## Begin

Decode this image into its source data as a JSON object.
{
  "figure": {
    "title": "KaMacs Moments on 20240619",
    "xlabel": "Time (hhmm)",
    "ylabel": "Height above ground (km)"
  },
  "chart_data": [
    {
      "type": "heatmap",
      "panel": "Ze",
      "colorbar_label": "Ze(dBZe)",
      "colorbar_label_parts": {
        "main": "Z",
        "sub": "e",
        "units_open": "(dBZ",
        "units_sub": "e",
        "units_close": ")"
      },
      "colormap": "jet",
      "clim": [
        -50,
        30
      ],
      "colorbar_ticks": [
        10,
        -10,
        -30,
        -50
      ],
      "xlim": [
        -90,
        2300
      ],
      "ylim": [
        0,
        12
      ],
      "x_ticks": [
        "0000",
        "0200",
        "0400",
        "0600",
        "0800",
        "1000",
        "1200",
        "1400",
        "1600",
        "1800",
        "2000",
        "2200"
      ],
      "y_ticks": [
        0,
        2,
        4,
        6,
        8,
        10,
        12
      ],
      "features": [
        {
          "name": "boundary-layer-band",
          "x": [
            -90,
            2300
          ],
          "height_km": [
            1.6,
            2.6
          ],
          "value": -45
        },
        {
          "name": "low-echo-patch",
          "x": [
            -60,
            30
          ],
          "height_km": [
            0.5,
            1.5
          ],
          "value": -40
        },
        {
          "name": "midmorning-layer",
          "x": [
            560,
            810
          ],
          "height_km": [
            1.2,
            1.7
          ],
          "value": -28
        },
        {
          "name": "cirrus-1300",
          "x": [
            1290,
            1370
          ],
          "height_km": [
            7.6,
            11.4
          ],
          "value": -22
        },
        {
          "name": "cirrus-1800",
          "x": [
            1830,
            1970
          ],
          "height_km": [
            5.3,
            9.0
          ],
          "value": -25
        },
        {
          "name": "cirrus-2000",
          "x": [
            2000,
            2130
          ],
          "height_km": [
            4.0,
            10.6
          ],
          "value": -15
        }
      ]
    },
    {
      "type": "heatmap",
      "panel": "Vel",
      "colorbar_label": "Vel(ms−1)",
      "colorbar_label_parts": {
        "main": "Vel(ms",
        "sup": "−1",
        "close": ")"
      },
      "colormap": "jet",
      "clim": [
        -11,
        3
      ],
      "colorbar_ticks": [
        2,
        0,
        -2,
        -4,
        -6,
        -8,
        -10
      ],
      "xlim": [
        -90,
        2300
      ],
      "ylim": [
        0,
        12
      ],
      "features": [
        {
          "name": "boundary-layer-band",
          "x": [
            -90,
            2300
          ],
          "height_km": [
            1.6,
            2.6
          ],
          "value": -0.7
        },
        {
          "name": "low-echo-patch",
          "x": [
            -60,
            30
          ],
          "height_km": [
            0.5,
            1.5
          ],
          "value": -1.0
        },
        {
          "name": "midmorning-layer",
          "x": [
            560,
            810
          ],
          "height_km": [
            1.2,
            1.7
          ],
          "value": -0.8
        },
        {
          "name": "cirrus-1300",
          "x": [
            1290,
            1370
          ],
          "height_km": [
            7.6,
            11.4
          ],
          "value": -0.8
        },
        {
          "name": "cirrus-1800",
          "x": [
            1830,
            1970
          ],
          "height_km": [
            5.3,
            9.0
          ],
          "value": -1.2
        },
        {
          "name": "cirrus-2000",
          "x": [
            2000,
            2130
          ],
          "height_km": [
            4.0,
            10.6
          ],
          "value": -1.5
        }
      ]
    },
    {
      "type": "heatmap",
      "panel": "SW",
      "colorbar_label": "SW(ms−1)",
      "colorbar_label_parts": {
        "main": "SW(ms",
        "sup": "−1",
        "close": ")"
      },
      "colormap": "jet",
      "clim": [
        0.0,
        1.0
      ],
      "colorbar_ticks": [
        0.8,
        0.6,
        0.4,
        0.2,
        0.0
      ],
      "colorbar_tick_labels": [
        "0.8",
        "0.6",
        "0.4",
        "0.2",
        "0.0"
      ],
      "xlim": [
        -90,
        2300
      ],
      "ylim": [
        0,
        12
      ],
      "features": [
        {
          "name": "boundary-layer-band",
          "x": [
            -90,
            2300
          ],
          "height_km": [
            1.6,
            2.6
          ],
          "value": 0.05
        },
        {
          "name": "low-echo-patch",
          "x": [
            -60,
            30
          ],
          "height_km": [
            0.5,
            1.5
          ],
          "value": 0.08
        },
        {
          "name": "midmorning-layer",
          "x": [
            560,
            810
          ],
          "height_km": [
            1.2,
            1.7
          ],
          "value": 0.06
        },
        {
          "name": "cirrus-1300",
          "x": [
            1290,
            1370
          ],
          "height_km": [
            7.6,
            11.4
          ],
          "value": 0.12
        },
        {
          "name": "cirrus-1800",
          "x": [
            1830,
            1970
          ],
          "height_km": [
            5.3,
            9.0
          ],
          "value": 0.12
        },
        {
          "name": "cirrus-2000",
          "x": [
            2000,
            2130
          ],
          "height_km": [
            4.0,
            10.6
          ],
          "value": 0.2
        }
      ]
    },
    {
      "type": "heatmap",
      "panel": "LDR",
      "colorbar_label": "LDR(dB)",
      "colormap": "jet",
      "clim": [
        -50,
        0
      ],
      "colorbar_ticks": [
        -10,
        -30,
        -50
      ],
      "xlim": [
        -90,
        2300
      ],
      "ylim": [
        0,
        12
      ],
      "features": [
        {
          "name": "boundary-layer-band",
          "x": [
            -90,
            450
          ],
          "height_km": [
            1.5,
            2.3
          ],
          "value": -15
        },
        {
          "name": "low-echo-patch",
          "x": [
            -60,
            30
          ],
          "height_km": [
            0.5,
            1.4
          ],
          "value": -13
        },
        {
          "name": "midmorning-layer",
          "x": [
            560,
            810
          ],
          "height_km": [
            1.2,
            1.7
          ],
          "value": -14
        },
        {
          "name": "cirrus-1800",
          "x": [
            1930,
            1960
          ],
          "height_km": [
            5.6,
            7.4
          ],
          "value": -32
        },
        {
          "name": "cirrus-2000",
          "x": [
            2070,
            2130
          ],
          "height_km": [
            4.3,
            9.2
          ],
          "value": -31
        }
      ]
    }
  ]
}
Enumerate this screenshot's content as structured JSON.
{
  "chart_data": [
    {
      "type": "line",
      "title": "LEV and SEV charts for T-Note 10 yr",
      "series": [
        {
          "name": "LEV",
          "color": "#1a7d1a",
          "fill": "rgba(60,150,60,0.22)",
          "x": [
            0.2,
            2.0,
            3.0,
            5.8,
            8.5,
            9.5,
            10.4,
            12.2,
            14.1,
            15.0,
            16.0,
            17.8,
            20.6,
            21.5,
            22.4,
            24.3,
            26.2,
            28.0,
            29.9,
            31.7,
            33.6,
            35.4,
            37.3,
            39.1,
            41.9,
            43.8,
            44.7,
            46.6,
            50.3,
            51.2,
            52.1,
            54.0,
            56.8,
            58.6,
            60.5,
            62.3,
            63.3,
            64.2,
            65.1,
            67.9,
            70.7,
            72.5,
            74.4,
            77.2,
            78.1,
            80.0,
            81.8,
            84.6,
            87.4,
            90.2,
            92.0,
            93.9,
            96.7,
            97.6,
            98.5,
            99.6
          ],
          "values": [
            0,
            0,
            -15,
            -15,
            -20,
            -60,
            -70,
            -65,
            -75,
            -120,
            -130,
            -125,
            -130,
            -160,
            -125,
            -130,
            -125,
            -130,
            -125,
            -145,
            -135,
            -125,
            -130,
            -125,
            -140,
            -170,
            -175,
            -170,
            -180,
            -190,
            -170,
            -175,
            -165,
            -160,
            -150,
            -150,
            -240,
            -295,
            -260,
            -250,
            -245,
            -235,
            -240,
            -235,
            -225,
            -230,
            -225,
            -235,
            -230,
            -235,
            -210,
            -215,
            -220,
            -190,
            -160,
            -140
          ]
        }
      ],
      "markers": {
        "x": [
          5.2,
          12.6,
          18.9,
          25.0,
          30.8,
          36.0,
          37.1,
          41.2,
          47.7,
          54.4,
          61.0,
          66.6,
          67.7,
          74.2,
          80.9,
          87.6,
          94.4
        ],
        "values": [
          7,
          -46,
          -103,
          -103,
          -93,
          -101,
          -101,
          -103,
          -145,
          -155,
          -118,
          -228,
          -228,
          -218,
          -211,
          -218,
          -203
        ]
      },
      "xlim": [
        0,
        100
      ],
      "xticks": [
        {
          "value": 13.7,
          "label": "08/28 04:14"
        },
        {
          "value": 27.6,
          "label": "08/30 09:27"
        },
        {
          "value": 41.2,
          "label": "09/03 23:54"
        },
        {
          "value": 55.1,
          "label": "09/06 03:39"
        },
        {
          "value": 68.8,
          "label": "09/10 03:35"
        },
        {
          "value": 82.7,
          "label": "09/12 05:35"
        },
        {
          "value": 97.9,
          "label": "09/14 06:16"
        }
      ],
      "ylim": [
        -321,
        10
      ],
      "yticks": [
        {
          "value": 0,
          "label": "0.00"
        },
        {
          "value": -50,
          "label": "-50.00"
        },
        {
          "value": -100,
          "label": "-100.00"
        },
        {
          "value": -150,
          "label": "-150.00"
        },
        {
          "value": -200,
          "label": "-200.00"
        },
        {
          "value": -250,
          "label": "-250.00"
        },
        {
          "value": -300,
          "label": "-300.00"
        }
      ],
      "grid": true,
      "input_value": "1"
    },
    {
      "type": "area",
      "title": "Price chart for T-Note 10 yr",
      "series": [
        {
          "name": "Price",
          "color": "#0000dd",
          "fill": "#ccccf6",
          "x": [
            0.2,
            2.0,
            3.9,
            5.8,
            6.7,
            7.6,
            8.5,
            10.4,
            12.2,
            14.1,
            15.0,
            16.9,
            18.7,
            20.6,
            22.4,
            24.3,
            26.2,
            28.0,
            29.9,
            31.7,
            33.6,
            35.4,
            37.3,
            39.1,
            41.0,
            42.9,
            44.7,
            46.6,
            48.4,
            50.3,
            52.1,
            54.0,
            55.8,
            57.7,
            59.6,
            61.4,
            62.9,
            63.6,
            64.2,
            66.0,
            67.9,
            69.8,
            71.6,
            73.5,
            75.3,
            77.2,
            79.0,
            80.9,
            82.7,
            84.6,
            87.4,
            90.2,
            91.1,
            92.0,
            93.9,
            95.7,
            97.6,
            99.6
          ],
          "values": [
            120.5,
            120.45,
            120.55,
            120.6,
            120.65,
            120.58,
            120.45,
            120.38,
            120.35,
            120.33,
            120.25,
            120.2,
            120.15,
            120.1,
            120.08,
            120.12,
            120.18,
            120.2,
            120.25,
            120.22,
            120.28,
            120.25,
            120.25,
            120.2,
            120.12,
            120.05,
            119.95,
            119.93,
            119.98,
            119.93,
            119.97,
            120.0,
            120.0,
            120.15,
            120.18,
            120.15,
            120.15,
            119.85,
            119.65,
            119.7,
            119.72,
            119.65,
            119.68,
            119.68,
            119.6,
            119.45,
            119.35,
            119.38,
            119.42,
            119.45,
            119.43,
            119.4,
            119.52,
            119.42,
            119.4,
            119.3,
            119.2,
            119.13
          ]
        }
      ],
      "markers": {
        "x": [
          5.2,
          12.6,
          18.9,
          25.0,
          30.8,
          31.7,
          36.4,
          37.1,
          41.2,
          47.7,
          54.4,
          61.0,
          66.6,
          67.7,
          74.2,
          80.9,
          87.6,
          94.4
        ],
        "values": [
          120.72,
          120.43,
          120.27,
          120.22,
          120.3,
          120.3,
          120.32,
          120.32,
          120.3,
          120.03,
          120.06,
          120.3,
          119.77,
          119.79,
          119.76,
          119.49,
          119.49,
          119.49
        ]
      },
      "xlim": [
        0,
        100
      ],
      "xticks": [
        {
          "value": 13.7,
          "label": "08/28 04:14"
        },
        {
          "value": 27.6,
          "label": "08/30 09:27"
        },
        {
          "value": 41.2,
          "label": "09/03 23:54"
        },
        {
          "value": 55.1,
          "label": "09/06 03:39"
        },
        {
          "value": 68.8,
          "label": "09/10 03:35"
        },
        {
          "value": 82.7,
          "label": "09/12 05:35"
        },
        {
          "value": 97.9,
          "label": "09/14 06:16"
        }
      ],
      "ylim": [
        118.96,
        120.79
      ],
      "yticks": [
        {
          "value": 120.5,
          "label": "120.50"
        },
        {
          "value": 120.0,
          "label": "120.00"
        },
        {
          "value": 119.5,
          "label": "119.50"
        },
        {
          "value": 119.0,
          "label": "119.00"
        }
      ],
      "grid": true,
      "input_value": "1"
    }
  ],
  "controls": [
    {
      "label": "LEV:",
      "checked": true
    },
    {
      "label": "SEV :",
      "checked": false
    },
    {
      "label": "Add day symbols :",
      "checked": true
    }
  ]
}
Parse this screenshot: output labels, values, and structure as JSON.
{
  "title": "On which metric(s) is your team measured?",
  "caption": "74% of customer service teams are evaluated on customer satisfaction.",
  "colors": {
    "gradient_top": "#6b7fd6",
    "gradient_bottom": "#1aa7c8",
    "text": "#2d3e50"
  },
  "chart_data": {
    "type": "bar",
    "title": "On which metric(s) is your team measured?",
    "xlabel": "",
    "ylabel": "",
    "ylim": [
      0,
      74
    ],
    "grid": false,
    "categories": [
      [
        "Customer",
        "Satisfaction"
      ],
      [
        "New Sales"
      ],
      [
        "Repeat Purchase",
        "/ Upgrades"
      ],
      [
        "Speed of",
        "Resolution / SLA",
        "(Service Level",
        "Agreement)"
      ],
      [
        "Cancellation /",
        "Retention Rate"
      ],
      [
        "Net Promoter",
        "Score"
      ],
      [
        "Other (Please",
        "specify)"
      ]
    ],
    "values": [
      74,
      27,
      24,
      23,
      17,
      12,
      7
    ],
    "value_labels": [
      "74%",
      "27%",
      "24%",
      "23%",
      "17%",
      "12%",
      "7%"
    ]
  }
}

## End

Go over the data above and copy every line that has the word "panel" in it.

      "panel": "Ze",
      "panel": "Vel",
      "panel": "SW",
      "panel": "LDR",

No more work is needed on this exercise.